[DATA TO EXAMINE]

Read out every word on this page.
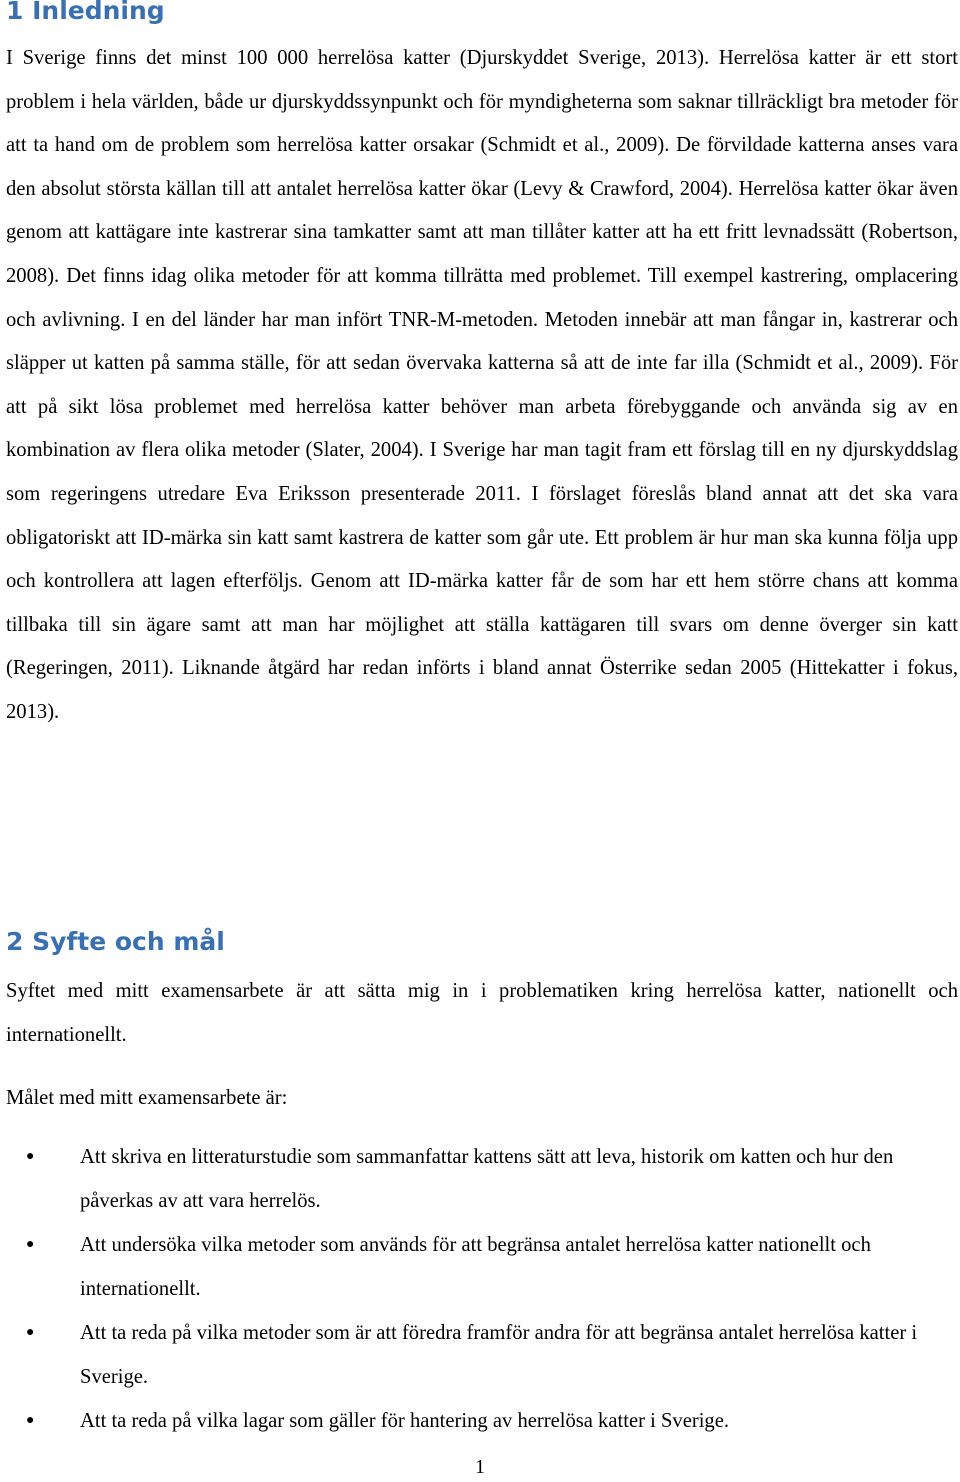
1 Inledning

I Sverige finns det minst 100 000 herrelösa katter (Djurskyddet Sverige, 2013). Herrelösa katter är ett stort problem i hela världen, både ur djurskyddssynpunkt och för myndigheterna som saknar tillräckligt bra metoder för att ta hand om de problem som herrelösa katter orsakar (Schmidt et al., 2009). De förvildade katterna anses vara den absolut största källan till att antalet herrelösa katter ökar (Levy & Crawford, 2004). Herrelösa katter ökar även genom att kattägare inte kastrerar sina tamkatter samt att man tillåter katter att ha ett fritt levnadssätt (Robertson, 2008). Det finns idag olika metoder för att komma tillrätta med problemet. Till exempel kastrering, omplacering och avlivning. I en del länder har man infört TNR-M-metoden. Metoden innebär att man fångar in, kastrerar och släpper ut katten på samma ställe, för att sedan övervaka katterna så att de inte far illa (Schmidt et al., 2009). För att på sikt lösa problemet med herrelösa katter behöver man arbeta förebyggande och använda sig av en kombination av flera olika metoder (Slater, 2004). I Sverige har man tagit fram ett förslag till en ny djurskyddslag som regeringens utredare Eva Eriksson presenterade 2011. I förslaget föreslås bland annat att det ska vara obligatoriskt att ID-märka sin katt samt kastrera de katter som går ute. Ett problem är hur man ska kunna följa upp och kontrollera att lagen efterföljs. Genom att ID-märka katter får de som har ett hem större chans att komma tillbaka till sin ägare samt att man har möjlighet att ställa kattägaren till svars om denne överger sin katt (Regeringen, 2011). Liknande åtgärd har redan införts i bland annat Österrike sedan 2005 (Hittekatter i fokus, 2013).

2 Syfte och mål

Syftet med mitt examensarbete är att sätta mig in i problematiken kring herrelösa katter, nationellt och internationellt.

Målet med mitt examensarbete är:

● Att skriva en litteraturstudie som sammanfattar kattens sätt att leva, historik om katten och hur den påverkas av att vara herrelös.
● Att undersöka vilka metoder som används för att begränsa antalet herrelösa katter nationellt och internationellt.
● Att ta reda på vilka metoder som är att föredra framför andra för att begränsa antalet herrelösa katter i Sverige.
● Att ta reda på vilka lagar som gäller för hantering av herrelösa katter i Sverige.
1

[/DATA TO EXAMINE]

▸ **WHAT THE EXERCISE ASKS**: Would you transcribe each of the entries exactly, skipping the pictures?

▸ **EXERCISE SOLUTION**:
Read out every word on this page.
1 Inledning

I Sverige finns det minst 100 000 herrelösa katter (Djurskyddet Sverige, 2013). Herrelösa katter är ett stort problem i hela världen, både ur djurskyddssynpunkt och för myndigheterna som saknar tillräckligt bra metoder för att ta hand om de problem som herrelösa katter orsakar (Schmidt et al., 2009). De förvildade katterna anses vara den absolut största källan till att antalet herrelösa katter ökar (Levy & Crawford, 2004). Herrelösa katter ökar även genom att kattägare inte kastrerar sina tamkatter samt att man tillåter katter att ha ett fritt levnadssätt (Robertson, 2008). Det finns idag olika metoder för att komma tillrätta med problemet. Till exempel kastrering, omplacering och avlivning. I en del länder har man infört TNR-M-metoden. Metoden innebär att man fångar in, kastrerar och släpper ut katten på samma ställe, för att sedan övervaka katterna så att de inte far illa (Schmidt et al., 2009). För att på sikt lösa problemet med herrelösa katter behöver man arbeta förebyggande och använda sig av en kombination av flera olika metoder (Slater, 2004). I Sverige har man tagit fram ett förslag till en ny djurskyddslag som regeringens utredare Eva Eriksson presenterade 2011. I förslaget föreslås bland annat att det ska vara obligatoriskt att ID-märka sin katt samt kastrera de katter som går ute. Ett problem är hur man ska kunna följa upp och kontrollera att lagen efterföljs. Genom att ID-märka katter får de som har ett hem större chans att komma tillbaka till sin ägare samt att man har möjlighet att ställa kattägaren till svars om denne överger sin katt (Regeringen, 2011). Liknande åtgärd har redan införts i bland annat Österrike sedan 2005 (Hittekatter i fokus, 2013).

2 Syfte och mål

Syftet med mitt examensarbete är att sätta mig in i problematiken kring herrelösa katter, nationellt och internationellt.

Målet med mitt examensarbete är:

● Att skriva en litteraturstudie som sammanfattar kattens sätt att leva, historik om katten och hur den påverkas av att vara herrelös.
● Att undersöka vilka metoder som används för att begränsa antalet herrelösa katter nationellt och internationellt.
● Att ta reda på vilka metoder som är att föredra framför andra för att begränsa antalet herrelösa katter i Sverige.
● Att ta reda på vilka lagar som gäller för hantering av herrelösa katter i Sverige.
1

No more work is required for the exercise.